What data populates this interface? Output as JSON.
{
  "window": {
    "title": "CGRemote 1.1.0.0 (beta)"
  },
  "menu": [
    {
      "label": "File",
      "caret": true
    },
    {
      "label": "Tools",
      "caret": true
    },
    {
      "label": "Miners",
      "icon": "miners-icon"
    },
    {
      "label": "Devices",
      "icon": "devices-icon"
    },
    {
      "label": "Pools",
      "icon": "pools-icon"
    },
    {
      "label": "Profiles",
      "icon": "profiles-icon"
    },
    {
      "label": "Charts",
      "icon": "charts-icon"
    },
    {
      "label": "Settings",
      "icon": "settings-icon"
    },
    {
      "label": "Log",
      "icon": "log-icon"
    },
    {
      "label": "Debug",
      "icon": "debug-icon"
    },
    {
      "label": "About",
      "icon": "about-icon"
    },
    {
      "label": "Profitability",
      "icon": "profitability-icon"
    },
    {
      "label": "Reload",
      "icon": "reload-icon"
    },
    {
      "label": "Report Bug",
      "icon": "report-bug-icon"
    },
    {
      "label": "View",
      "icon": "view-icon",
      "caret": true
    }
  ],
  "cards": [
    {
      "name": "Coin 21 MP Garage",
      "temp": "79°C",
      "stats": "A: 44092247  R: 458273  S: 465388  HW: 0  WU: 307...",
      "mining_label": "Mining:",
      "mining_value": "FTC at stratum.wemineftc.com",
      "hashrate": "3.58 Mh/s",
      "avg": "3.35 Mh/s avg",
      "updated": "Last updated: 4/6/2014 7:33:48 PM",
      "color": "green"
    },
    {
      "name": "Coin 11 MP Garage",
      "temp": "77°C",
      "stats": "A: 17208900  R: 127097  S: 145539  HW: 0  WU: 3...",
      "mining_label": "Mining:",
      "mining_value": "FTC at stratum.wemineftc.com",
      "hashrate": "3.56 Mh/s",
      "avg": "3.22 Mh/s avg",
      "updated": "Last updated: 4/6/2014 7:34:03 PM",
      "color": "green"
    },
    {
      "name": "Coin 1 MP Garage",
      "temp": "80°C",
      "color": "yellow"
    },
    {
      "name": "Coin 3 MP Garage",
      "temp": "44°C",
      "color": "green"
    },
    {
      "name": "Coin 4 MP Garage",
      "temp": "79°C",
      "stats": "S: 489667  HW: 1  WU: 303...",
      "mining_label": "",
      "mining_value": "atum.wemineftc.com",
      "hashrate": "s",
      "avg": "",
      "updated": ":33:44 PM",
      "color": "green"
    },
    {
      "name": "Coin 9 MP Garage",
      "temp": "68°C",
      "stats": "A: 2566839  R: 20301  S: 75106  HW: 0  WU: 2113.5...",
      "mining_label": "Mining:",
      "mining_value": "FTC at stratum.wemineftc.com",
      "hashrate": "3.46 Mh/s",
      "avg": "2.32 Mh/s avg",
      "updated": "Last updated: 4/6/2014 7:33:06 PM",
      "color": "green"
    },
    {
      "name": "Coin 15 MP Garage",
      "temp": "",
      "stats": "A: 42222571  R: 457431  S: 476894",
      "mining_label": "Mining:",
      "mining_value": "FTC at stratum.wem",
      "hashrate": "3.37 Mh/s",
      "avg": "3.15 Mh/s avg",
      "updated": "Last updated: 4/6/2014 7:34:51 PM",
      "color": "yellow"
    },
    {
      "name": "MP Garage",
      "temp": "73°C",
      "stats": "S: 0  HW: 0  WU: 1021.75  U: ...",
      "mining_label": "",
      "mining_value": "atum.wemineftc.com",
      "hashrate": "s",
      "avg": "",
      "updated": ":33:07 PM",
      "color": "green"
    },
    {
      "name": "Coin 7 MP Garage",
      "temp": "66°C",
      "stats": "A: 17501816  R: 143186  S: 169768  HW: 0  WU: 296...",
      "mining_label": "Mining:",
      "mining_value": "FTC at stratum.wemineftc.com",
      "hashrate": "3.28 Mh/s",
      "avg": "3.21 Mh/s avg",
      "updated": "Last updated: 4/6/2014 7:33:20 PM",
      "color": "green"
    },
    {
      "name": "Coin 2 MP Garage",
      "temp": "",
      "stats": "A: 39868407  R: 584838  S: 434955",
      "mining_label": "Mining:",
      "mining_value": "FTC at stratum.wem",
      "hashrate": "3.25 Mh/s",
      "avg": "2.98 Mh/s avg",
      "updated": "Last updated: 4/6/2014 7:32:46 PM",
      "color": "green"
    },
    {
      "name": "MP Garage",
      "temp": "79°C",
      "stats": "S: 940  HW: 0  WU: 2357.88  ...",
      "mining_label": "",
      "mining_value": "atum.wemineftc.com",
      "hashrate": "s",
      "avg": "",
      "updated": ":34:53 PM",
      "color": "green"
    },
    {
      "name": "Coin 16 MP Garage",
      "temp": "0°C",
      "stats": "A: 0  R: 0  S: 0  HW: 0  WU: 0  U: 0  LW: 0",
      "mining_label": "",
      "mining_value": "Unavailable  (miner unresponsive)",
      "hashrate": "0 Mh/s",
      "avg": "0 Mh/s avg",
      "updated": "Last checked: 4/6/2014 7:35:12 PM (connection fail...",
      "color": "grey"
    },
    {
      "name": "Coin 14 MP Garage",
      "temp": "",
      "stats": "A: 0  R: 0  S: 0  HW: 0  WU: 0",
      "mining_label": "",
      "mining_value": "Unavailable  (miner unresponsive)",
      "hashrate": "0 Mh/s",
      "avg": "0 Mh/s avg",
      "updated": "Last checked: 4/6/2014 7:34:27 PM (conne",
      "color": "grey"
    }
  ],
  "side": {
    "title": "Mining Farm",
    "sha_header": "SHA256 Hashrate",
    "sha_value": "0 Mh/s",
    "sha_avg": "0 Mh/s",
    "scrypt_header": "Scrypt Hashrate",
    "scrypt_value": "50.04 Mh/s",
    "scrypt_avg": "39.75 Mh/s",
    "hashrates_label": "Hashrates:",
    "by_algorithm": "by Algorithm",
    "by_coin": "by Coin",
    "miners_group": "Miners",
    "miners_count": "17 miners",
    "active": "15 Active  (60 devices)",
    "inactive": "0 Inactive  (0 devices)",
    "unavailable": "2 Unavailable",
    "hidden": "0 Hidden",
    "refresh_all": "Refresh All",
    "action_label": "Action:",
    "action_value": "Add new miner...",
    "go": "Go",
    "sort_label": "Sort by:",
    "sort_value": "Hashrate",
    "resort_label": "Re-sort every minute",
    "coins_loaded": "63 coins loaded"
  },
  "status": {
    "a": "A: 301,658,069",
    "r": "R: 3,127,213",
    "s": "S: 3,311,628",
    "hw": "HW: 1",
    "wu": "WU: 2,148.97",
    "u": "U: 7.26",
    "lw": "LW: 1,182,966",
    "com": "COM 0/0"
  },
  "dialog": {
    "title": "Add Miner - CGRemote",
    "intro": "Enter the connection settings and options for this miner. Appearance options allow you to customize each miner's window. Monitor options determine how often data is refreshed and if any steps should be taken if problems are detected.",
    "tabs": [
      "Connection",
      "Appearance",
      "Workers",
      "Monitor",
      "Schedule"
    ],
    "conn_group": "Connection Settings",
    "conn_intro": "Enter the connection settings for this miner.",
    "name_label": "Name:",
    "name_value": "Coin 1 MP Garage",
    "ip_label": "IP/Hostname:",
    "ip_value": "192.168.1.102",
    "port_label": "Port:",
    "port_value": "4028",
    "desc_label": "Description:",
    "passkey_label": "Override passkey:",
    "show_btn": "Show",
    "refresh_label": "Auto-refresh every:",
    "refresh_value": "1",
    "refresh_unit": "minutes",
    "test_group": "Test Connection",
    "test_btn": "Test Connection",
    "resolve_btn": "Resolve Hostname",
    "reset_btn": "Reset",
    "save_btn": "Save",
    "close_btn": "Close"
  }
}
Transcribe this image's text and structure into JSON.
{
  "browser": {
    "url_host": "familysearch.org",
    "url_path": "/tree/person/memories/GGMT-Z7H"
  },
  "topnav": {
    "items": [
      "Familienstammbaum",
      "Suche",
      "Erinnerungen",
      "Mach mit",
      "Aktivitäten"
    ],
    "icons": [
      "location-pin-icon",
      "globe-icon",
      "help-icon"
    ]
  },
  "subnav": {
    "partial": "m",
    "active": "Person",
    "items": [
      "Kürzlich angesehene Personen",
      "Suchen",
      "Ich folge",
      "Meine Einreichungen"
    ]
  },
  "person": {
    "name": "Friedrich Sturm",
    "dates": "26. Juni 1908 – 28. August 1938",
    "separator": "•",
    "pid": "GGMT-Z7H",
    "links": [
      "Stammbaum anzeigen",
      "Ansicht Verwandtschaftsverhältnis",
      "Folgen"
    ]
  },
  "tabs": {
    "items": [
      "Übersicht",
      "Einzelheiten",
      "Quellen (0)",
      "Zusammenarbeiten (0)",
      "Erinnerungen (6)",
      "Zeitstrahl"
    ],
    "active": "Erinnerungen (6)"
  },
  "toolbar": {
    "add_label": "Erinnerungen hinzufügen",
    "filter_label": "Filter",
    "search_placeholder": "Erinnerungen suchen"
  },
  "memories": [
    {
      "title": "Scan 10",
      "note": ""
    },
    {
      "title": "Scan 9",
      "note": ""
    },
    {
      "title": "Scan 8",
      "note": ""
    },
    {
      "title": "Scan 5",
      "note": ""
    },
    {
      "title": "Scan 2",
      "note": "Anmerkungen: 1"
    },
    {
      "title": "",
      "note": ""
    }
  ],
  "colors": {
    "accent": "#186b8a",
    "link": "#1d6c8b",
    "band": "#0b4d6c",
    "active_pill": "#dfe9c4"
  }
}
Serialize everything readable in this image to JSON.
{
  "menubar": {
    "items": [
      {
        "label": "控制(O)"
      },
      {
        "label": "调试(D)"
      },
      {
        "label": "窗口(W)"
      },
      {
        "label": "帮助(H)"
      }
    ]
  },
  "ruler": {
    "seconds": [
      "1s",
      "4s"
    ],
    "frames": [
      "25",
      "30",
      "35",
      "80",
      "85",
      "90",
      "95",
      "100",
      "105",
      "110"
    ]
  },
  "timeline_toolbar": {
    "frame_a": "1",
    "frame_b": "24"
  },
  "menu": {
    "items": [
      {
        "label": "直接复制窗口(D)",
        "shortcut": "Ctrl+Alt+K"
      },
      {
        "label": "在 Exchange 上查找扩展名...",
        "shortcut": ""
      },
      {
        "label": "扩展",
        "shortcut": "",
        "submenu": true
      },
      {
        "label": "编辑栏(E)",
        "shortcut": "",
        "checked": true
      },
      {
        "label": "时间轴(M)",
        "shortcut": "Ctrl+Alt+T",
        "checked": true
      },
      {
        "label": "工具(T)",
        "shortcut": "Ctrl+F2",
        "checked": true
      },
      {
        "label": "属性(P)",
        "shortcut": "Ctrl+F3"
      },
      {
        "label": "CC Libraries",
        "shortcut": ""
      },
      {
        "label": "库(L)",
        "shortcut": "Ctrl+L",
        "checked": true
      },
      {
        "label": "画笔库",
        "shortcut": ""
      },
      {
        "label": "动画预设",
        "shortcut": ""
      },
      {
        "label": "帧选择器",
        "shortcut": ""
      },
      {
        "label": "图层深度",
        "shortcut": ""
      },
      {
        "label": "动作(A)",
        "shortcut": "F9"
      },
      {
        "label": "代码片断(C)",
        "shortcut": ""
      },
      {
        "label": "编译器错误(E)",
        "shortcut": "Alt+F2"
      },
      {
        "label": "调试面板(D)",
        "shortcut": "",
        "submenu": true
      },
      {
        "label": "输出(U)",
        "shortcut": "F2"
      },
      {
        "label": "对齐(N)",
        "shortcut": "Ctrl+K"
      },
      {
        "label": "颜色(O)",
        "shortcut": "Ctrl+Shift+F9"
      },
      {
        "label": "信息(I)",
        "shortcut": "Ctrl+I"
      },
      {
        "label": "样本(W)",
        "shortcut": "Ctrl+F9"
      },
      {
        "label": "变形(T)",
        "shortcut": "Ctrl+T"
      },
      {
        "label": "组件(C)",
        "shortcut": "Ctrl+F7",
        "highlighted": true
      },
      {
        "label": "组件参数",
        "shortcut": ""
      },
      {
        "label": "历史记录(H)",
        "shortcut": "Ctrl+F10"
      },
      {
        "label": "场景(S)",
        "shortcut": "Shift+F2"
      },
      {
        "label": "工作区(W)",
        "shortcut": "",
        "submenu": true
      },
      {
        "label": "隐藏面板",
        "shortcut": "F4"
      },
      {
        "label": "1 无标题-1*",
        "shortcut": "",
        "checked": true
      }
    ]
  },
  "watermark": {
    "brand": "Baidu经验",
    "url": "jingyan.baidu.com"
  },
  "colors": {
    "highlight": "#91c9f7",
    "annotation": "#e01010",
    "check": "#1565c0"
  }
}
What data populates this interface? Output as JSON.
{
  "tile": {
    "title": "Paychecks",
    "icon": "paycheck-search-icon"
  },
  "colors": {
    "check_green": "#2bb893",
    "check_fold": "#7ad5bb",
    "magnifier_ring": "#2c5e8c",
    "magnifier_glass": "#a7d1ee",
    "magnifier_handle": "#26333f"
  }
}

──────────────────────────────

## Instructions to follow
Pick out every line above that holds the word "window" and copy it.

## Result below
  "window": {
    "intro": "Enter the connection settings and options for this miner. Appearance options allow you to customize each miner's window. Monitor options determine how often data is refreshed and if any steps should be taken if problems are detected.",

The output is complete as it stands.